Exercise ▸
What follows is a listing to be transcribed exactly.

===== Extracted records

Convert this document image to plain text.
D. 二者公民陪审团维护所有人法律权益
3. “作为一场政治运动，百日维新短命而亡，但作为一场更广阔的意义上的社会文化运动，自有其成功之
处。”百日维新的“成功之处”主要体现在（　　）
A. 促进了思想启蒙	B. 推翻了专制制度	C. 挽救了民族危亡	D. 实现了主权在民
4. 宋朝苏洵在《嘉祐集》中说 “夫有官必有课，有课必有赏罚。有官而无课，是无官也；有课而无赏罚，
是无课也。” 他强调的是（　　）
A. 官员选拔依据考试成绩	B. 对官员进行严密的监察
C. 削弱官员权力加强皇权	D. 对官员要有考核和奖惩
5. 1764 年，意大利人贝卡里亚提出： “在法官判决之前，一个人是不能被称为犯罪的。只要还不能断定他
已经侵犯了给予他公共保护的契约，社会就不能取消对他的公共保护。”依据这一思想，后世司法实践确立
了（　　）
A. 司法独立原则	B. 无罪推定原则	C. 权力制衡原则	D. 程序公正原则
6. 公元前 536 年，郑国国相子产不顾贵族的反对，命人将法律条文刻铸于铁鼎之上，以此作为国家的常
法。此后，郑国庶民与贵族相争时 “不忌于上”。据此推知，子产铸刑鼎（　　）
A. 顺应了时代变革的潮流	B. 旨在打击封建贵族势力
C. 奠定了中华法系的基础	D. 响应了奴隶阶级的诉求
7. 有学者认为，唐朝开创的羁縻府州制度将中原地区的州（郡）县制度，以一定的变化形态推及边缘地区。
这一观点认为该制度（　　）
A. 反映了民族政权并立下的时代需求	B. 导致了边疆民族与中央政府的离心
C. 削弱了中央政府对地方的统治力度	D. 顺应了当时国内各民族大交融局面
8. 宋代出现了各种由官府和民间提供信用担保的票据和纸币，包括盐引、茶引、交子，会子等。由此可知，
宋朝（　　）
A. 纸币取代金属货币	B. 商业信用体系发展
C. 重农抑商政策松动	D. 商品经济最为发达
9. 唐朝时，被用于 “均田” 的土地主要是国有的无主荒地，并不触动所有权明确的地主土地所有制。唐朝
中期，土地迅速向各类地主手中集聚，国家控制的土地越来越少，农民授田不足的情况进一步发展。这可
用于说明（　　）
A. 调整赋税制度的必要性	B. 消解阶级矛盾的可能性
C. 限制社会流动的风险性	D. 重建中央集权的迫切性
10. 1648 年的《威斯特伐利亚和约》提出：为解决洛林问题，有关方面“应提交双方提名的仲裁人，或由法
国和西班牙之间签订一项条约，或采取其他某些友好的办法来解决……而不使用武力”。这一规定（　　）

==========

Reply to the task ▸
Convert this document image to plain text.
D. 二者公民陪审团维护所有人法律权益
3. “作为一场政治运动，百日维新短命而亡，但作为一场更广阔的意义上的社会文化运动，自有其成功之
处。”百日维新的“成功之处”主要体现在（　　）
A. 促进了思想启蒙	B. 推翻了专制制度	C. 挽救了民族危亡	D. 实现了主权在民
4. 宋朝苏洵在《嘉祐集》中说 “夫有官必有课，有课必有赏罚。有官而无课，是无官也；有课而无赏罚，
是无课也。” 他强调的是（　　）
A. 官员选拔依据考试成绩	B. 对官员进行严密的监察
C. 削弱官员权力加强皇权	D. 对官员要有考核和奖惩
5. 1764 年，意大利人贝卡里亚提出： “在法官判决之前，一个人是不能被称为犯罪的。只要还不能断定他
已经侵犯了给予他公共保护的契约，社会就不能取消对他的公共保护。”依据这一思想，后世司法实践确立
了（　　）
A. 司法独立原则	B. 无罪推定原则	C. 权力制衡原则	D. 程序公正原则
6. 公元前 536 年，郑国国相子产不顾贵族的反对，命人将法律条文刻铸于铁鼎之上，以此作为国家的常
法。此后，郑国庶民与贵族相争时 “不忌于上”。据此推知，子产铸刑鼎（　　）
A. 顺应了时代变革的潮流	B. 旨在打击封建贵族势力
C. 奠定了中华法系的基础	D. 响应了奴隶阶级的诉求
7. 有学者认为，唐朝开创的羁縻府州制度将中原地区的州（郡）县制度，以一定的变化形态推及边缘地区。
这一观点认为该制度（　　）
A. 反映了民族政权并立下的时代需求	B. 导致了边疆民族与中央政府的离心
C. 削弱了中央政府对地方的统治力度	D. 顺应了当时国内各民族大交融局面
8. 宋代出现了各种由官府和民间提供信用担保的票据和纸币，包括盐引、茶引、交子，会子等。由此可知，
宋朝（　　）
A. 纸币取代金属货币	B. 商业信用体系发展
C. 重农抑商政策松动	D. 商品经济最为发达
9. 唐朝时，被用于 “均田” 的土地主要是国有的无主荒地，并不触动所有权明确的地主土地所有制。唐朝
中期，土地迅速向各类地主手中集聚，国家控制的土地越来越少，农民授田不足的情况进一步发展。这可
用于说明（　　）
A. 调整赋税制度的必要性	B. 消解阶级矛盾的可能性
C. 限制社会流动的风险性	D. 重建中央集权的迫切性
10. 1648 年的《威斯特伐利亚和约》提出：为解决洛林问题，有关方面“应提交双方提名的仲裁人，或由法
国和西班牙之间签订一项条约，或采取其他某些友好的办法来解决……而不使用武力”。这一规定（　　）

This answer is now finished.